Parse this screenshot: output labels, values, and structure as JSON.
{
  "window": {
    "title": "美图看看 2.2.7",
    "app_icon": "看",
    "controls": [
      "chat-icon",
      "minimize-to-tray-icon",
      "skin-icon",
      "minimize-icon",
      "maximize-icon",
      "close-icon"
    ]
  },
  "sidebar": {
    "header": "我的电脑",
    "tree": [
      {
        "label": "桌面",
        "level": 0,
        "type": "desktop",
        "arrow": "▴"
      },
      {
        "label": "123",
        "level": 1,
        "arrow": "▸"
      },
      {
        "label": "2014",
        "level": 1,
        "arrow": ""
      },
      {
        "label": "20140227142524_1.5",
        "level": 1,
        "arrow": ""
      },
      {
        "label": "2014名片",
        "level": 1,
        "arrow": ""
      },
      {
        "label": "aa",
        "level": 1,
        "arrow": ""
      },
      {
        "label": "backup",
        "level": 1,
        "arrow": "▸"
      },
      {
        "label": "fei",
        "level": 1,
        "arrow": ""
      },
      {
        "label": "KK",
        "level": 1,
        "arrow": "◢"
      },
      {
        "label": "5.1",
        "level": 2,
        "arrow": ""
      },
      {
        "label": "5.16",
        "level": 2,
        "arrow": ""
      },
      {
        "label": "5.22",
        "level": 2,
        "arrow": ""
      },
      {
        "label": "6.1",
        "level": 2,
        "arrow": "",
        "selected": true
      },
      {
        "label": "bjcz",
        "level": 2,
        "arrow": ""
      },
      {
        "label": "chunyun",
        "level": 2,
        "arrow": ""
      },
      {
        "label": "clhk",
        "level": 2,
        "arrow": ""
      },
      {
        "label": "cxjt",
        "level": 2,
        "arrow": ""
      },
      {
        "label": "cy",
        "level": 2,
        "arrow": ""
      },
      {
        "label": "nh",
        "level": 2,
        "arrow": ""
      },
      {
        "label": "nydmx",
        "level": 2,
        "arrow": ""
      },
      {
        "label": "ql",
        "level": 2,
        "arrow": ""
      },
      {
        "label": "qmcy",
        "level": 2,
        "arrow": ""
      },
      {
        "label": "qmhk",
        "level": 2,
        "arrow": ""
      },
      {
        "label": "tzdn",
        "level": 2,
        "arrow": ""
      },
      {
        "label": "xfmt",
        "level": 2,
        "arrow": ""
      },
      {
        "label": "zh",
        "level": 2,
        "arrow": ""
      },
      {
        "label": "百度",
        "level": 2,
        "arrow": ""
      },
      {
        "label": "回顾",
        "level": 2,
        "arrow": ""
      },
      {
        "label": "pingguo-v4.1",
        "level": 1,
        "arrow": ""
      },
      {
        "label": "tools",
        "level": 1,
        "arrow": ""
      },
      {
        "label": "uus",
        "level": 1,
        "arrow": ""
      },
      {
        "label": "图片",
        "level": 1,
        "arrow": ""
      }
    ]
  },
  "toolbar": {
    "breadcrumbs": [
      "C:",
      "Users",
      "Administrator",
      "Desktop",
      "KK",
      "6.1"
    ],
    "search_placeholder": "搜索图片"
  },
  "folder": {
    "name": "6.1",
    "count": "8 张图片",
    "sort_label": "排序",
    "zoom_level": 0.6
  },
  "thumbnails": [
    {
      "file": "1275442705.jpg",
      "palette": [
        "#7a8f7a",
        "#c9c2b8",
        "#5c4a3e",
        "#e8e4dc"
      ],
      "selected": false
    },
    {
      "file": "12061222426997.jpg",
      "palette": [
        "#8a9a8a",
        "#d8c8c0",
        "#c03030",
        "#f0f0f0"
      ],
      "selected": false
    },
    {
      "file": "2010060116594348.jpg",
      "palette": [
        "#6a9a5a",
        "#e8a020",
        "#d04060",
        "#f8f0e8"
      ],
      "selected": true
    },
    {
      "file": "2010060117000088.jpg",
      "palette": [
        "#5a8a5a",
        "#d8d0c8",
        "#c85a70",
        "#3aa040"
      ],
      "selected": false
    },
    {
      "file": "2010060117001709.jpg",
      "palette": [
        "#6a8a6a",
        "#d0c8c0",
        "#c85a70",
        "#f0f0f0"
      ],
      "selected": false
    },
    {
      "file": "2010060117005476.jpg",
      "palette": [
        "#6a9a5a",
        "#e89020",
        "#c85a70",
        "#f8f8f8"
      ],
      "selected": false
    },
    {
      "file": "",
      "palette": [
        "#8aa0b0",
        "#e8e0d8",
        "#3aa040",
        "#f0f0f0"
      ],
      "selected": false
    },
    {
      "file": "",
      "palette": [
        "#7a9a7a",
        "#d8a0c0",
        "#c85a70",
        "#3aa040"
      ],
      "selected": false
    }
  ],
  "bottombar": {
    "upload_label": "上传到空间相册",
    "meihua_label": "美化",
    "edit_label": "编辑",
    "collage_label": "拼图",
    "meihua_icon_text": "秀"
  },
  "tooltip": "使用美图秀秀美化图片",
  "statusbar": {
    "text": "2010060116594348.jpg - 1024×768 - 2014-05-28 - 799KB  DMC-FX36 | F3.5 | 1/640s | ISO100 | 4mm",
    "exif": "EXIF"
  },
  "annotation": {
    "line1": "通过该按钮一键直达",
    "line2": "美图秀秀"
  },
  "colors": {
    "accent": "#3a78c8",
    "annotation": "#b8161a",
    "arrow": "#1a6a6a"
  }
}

Exercise prompt
Reproduce the material precisely, including every line.

Task output
Parse this screenshot: output labels, values, and structure as JSON.
{
  "window": {
    "title": "美图看看 2.2.7",
    "app_icon": "看",
    "controls": [
      "chat-icon",
      "minimize-to-tray-icon",
      "skin-icon",
      "minimize-icon",
      "maximize-icon",
      "close-icon"
    ]
  },
  "sidebar": {
    "header": "我的电脑",
    "tree": [
      {
        "label": "桌面",
        "level": 0,
        "type": "desktop",
        "arrow": "▴"
      },
      {
        "label": "123",
        "level": 1,
        "arrow": "▸"
      },
      {
        "label": "2014",
        "level": 1,
        "arrow": ""
      },
      {
        "label": "20140227142524_1.5",
        "level": 1,
        "arrow": ""
      },
      {
        "label": "2014名片",
        "level": 1,
        "arrow": ""
      },
      {
        "label": "aa",
        "level": 1,
        "arrow": ""
      },
      {
        "label": "backup",
        "level": 1,
        "arrow": "▸"
      },
      {
        "label": "fei",
        "level": 1,
        "arrow": ""
      },
      {
        "label": "KK",
        "level": 1,
        "arrow": "◢"
      },
      {
        "label": "5.1",
        "level": 2,
        "arrow": ""
      },
      {
        "label": "5.16",
        "level": 2,
        "arrow": ""
      },
      {
        "label": "5.22",
        "level": 2,
        "arrow": ""
      },
      {
        "label": "6.1",
        "level": 2,
        "arrow": "",
        "selected": true
      },
      {
        "label": "bjcz",
        "level": 2,
        "arrow": ""
      },
      {
        "label": "chunyun",
        "level": 2,
        "arrow": ""
      },
      {
        "label": "clhk",
        "level": 2,
        "arrow": ""
      },
      {
        "label": "cxjt",
        "level": 2,
        "arrow": ""
      },
      {
        "label": "cy",
        "level": 2,
        "arrow": ""
      },
      {
        "label": "nh",
        "level": 2,
        "arrow": ""
      },
      {
        "label": "nydmx",
        "level": 2,
        "arrow": ""
      },
      {
        "label": "ql",
        "level": 2,
        "arrow": ""
      },
      {
        "label": "qmcy",
        "level": 2,
        "arrow": ""
      },
      {
        "label": "qmhk",
        "level": 2,
        "arrow": ""
      },
      {
        "label": "tzdn",
        "level": 2,
        "arrow": ""
      },
      {
        "label": "xfmt",
        "level": 2,
        "arrow": ""
      },
      {
        "label": "zh",
        "level": 2,
        "arrow": ""
      },
      {
        "label": "百度",
        "level": 2,
        "arrow": ""
      },
      {
        "label": "回顾",
        "level": 2,
        "arrow": ""
      },
      {
        "label": "pingguo-v4.1",
        "level": 1,
        "arrow": ""
      },
      {
        "label": "tools",
        "level": 1,
        "arrow": ""
      },
      {
        "label": "uus",
        "level": 1,
        "arrow": ""
      },
      {
        "label": "图片",
        "level": 1,
        "arrow": ""
      }
    ]
  },
  "toolbar": {
    "breadcrumbs": [
      "C:",
      "Users",
      "Administrator",
      "Desktop",
      "KK",
      "6.1"
    ],
    "search_placeholder": "搜索图片"
  },
  "folder": {
    "name": "6.1",
    "count": "8 张图片",
    "sort_label": "排序",
    "zoom_level": 0.6
  },
  "thumbnails": [
    {
      "file": "1275442705.jpg",
      "palette": [
        "#7a8f7a",
        "#c9c2b8",
        "#5c4a3e",
        "#e8e4dc"
      ],
      "selected": false
    },
    {
      "file": "12061222426997.jpg",
      "palette": [
        "#8a9a8a",
        "#d8c8c0",
        "#c03030",
        "#f0f0f0"
      ],
      "selected": false
    },
    {
      "file": "2010060116594348.jpg",
      "palette": [
        "#6a9a5a",
        "#e8a020",
        "#d04060",
        "#f8f0e8"
      ],
      "selected": true
    },
    {
      "file": "2010060117000088.jpg",
      "palette": [
        "#5a8a5a",
        "#d8d0c8",
        "#c85a70",
        "#3aa040"
      ],
      "selected": false
    },
    {
      "file": "2010060117001709.jpg",
      "palette": [
        "#6a8a6a",
        "#d0c8c0",
        "#c85a70",
        "#f0f0f0"
      ],
      "selected": false
    },
    {
      "file": "2010060117005476.jpg",
      "palette": [
        "#6a9a5a",
        "#e89020",
        "#c85a70",
        "#f8f8f8"
      ],
      "selected": false
    },
    {
      "file": "",
      "palette": [
        "#8aa0b0",
        "#e8e0d8",
        "#3aa040",
        "#f0f0f0"
      ],
      "selected": false
    },
    {
      "file": "",
      "palette": [
        "#7a9a7a",
        "#d8a0c0",
        "#c85a70",
        "#3aa040"
      ],
      "selected": false
    }
  ],
  "bottombar": {
    "upload_label": "上传到空间相册",
    "meihua_label": "美化",
    "edit_label": "编辑",
    "collage_label": "拼图",
    "meihua_icon_text": "秀"
  },
  "tooltip": "使用美图秀秀美化图片",
  "statusbar": {
    "text": "2010060116594348.jpg - 1024×768 - 2014-05-28 - 799KB  DMC-FX36 | F3.5 | 1/640s | ISO100 | 4mm",
    "exif": "EXIF"
  },
  "annotation": {
    "line1": "通过该按钮一键直达",
    "line2": "美图秀秀"
  },
  "colors": {
    "accent": "#3a78c8",
    "annotation": "#b8161a",
    "arrow": "#1a6a6a"
  }
}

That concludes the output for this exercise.